The records below must be duplicated exactly, character for character.

Record extracts start

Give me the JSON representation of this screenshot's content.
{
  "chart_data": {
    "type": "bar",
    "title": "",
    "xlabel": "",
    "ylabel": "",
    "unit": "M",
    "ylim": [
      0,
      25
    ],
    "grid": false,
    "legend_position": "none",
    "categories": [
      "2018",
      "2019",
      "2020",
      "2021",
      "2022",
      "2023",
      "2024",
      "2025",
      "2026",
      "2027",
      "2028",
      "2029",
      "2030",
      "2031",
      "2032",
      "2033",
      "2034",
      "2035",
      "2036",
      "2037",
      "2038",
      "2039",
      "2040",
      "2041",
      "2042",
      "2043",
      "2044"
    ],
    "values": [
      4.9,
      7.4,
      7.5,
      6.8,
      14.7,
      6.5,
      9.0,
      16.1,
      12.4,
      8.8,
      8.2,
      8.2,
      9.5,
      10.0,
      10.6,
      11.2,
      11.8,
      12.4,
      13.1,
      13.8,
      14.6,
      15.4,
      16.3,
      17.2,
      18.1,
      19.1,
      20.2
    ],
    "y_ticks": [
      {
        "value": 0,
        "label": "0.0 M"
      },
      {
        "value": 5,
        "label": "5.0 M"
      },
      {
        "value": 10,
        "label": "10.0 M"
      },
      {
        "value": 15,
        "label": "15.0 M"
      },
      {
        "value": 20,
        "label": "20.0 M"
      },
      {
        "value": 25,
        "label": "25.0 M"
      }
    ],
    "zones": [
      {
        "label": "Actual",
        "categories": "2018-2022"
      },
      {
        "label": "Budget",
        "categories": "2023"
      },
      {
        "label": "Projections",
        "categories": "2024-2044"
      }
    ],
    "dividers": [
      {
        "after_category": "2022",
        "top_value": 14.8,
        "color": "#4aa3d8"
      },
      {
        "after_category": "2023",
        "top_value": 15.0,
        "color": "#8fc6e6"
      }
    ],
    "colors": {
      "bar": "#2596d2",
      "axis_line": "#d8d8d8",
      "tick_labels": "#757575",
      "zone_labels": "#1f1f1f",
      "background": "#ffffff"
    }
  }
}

Record extracts end

**Answer:**
Give me the JSON representation of this screenshot's content.
{
  "chart_data": {
    "type": "bar",
    "title": "",
    "xlabel": "",
    "ylabel": "",
    "unit": "M",
    "ylim": [
      0,
      25
    ],
    "grid": false,
    "legend_position": "none",
    "categories": [
      "2018",
      "2019",
      "2020",
      "2021",
      "2022",
      "2023",
      "2024",
      "2025",
      "2026",
      "2027",
      "2028",
      "2029",
      "2030",
      "2031",
      "2032",
      "2033",
      "2034",
      "2035",
      "2036",
      "2037",
      "2038",
      "2039",
      "2040",
      "2041",
      "2042",
      "2043",
      "2044"
    ],
    "values": [
      4.9,
      7.4,
      7.5,
      6.8,
      14.7,
      6.5,
      9.0,
      16.1,
      12.4,
      8.8,
      8.2,
      8.2,
      9.5,
      10.0,
      10.6,
      11.2,
      11.8,
      12.4,
      13.1,
      13.8,
      14.6,
      15.4,
      16.3,
      17.2,
      18.1,
      19.1,
      20.2
    ],
    "y_ticks": [
      {
        "value": 0,
        "label": "0.0 M"
      },
      {
        "value": 5,
        "label": "5.0 M"
      },
      {
        "value": 10,
        "label": "10.0 M"
      },
      {
        "value": 15,
        "label": "15.0 M"
      },
      {
        "value": 20,
        "label": "20.0 M"
      },
      {
        "value": 25,
        "label": "25.0 M"
      }
    ],
    "zones": [
      {
        "label": "Actual",
        "categories": "2018-2022"
      },
      {
        "label": "Budget",
        "categories": "2023"
      },
      {
        "label": "Projections",
        "categories": "2024-2044"
      }
    ],
    "dividers": [
      {
        "after_category": "2022",
        "top_value": 14.8,
        "color": "#4aa3d8"
      },
      {
        "after_category": "2023",
        "top_value": 15.0,
        "color": "#8fc6e6"
      }
    ],
    "colors": {
      "bar": "#2596d2",
      "axis_line": "#d8d8d8",
      "tick_labels": "#757575",
      "zone_labels": "#1f1f1f",
      "background": "#ffffff"
    }
  }
}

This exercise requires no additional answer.